• Provided text
Personal information
- Full name: John Joseph Patrick Green
- Born: 29 September 1905 Brunswick, Victoria
- Died: 28 May 1960 (aged 54) South Melbourne, Victoria
- Original team: University Blacks (VAFA)
- Height: 182 cm (6 ft 0 in)
- Weight: 77 kg (170 lb)

Playing career^{1}
- Years: Club / Games (Goals)
- 1929–1933: Carlton / 086 (109)
- 1934–1936: Hawthorn / 040 (167)
- Total:  / 126 (276)
- ^{1} Playing statistics correct to the end of 1936.

Career highlights
- Hawthorn leading goalkicker: 1934 & 1935;

= Jack Green (footballer, born 1905) =

Australian rules footballer (1905–1960)

John Joseph Patrick Green (29 September 1905 – 28 May 1960) was an Australian rules footballer who played for Carlton and Hawthorn in the Victorian Football League (VFL).

==Family==
The son of John Joseph Green (1869-1920), and Mary Magdalene Green (c.1862-c.1961), née Hall, John Joseph Patrick Green was born in Brunswick, Victoria on 29 September 1905.

He was the older brother of the Carlton footballer, Bob Green, and both brothers played together (Jack on the half-forward flank, and Bob on the wing) for Victoria, against South Australia on 3 August 1935.

He married Norma Gwendolyn Gabell (1910-1970) on 26 September 1934. They had two children.

==Football==
===University Blacks===
He played, as full-forward, for the University Blacks from 1926 to 1928, scoring 66 goals in the 1926 season, 106 goals in the 1927 season, and 118 goals in just thirteen matches in 1928.

===Carlton===
Green started his VFL career with Carlton and was used as a key position player. During this time he earned selection for the Victorian interstate side.

===Hawthorn===
He moved to Hawthorn for the 1934 season and played at full-forward.

In his first season at Hawthorn he kicked a club record 80 goals. It remained a record until 1968 when it was bettered by Peter Hudson. He again topped Hawthorn's goal-kicking the following season with 63 goals.

==Legal career==
Graduating Bachelor of Laws (LL.B.) from the University of Melbourne on 13 April 1929, he was admitted to the Victorian Bar (as a barrister and solicitor) on 1 May 1930.

==Death==
He died at South Melbourne, Victoria on 28 May 1960.

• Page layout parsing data
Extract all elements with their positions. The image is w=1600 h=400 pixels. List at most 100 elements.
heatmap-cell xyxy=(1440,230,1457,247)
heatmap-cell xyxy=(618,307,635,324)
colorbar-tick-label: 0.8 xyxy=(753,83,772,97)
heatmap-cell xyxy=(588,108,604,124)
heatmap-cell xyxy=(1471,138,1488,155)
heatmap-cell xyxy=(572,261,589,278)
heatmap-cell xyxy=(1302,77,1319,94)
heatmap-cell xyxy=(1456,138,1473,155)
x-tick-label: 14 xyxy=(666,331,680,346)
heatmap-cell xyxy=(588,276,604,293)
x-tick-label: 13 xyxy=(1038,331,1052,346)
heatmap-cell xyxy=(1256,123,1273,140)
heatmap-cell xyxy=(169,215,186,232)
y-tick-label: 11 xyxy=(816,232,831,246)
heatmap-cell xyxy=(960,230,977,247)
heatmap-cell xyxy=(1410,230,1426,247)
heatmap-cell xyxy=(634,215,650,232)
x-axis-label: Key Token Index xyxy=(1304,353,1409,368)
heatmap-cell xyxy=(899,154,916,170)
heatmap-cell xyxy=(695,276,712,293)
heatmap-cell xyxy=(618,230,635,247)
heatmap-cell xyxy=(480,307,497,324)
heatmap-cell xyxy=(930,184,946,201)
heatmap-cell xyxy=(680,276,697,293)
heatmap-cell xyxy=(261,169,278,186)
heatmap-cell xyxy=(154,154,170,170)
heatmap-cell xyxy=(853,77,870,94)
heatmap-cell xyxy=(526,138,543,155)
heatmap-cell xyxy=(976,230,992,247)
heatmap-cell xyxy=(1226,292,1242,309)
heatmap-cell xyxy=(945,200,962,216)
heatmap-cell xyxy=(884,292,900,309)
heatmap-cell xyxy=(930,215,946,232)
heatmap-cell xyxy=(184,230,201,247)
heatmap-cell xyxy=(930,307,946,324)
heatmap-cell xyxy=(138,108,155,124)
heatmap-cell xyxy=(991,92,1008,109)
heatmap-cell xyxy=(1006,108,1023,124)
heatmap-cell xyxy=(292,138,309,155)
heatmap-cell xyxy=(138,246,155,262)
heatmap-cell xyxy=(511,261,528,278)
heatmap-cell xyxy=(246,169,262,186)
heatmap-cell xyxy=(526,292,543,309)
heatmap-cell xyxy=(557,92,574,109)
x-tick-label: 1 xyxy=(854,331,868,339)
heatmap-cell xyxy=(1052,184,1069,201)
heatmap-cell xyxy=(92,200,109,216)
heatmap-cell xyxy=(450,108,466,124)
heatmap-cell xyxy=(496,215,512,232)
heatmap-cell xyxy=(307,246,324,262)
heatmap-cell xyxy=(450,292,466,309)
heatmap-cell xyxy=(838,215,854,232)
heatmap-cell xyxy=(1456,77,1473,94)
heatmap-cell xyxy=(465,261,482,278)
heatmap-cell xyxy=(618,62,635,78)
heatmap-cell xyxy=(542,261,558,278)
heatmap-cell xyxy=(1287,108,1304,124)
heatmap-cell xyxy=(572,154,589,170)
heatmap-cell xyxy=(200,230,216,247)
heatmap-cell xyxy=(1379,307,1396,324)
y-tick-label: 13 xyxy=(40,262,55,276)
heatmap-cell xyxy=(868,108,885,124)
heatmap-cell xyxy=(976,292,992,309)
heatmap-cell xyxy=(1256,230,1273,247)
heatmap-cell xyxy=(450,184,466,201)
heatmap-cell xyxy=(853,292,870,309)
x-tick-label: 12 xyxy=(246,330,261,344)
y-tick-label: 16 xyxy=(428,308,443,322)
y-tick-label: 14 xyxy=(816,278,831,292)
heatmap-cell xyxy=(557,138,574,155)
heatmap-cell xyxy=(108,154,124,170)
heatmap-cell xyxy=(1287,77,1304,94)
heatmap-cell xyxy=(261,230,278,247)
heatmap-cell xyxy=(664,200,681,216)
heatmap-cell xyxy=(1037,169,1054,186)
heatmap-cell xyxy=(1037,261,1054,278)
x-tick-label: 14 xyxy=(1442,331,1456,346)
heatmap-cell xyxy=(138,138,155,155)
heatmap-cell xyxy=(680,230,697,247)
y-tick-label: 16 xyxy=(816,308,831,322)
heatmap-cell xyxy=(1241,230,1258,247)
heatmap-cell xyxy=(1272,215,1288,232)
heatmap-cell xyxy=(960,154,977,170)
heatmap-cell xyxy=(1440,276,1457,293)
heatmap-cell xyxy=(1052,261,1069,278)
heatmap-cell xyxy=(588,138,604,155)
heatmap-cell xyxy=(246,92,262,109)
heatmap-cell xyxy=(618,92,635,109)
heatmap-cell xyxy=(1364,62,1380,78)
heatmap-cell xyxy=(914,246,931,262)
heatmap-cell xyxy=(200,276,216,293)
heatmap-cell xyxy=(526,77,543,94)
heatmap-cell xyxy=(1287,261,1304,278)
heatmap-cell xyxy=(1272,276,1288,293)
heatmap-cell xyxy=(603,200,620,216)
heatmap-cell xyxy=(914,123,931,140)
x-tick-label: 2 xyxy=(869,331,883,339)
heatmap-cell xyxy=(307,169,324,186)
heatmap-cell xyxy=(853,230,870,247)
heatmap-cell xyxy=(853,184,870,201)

• About this task
Reproduce everything in the Jack Green biography from "- 1934–1936: Hawthorn" down to "rules footballer (1905–1960)", word for word.

• Answer to the exercise
- 1934–1936: Hawthorn / 040 (167)
- Total:  / 126 (276)
- ^{1} Playing statistics correct to the end of 1936.

Career highlights
- Hawthorn leading goalkicker: 1934 & 1935;

= Jack Green (footballer, born 1905) =

Australian rules footballer (1905–1960)